**** MATERIALS PROVIDED

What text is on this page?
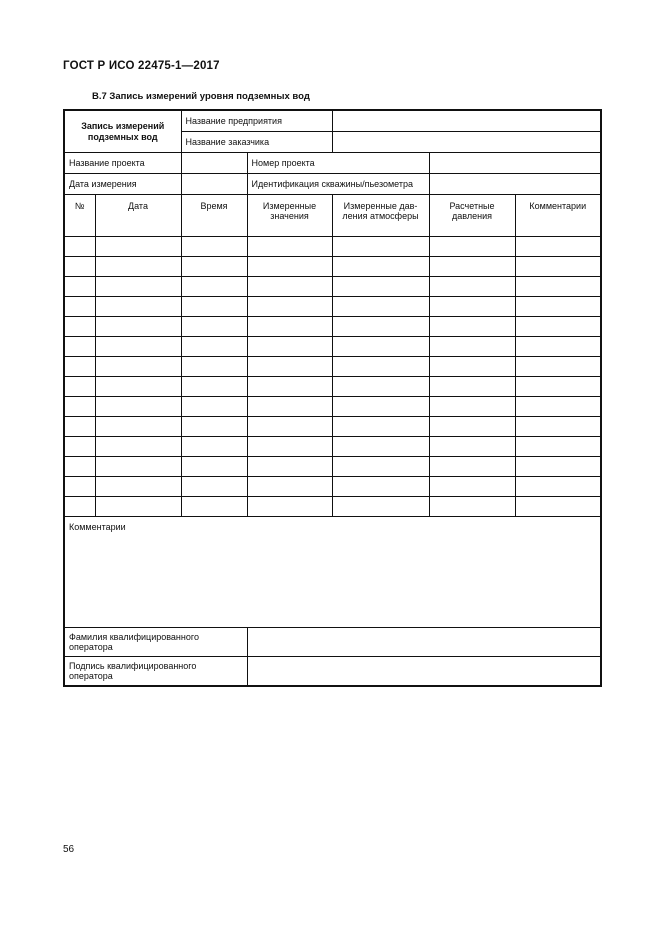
ГОСТ Р ИСО 22475-1—2017
В.7 Запись измерений уровня подземных вод
Запись измерений подземных вод		Название предприятия				
		Название заказчика				
Название проекта			Номер проекта			
Дата измерения			Идентификация скважины/пьезометра			
№	Дата	Время	Измеренные значения	Измеренные дав-ления атмосферы	Расчетные давления	Комментарии

Комментарии						
Фамилия квалифицированного оператора						
Подпись квалифицированного оператора						
56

********

Give the data again exactly as written, with all pictures left out.

What text is on this page?
ГОСТ Р ИСО 22475-1—2017
В.7 Запись измерений уровня подземных вод
Запись измерений подземных вод		Название предприятия				
		Название заказчика				
Название проекта			Номер проекта			
Дата измерения			Идентификация скважины/пьезометра			
№	Дата	Время	Измеренные значения	Измеренные дав-ления атмосферы	Расчетные давления	Комментарии

Комментарии						
Фамилия квалифицированного оператора						
Подпись квалифицированного оператора						
56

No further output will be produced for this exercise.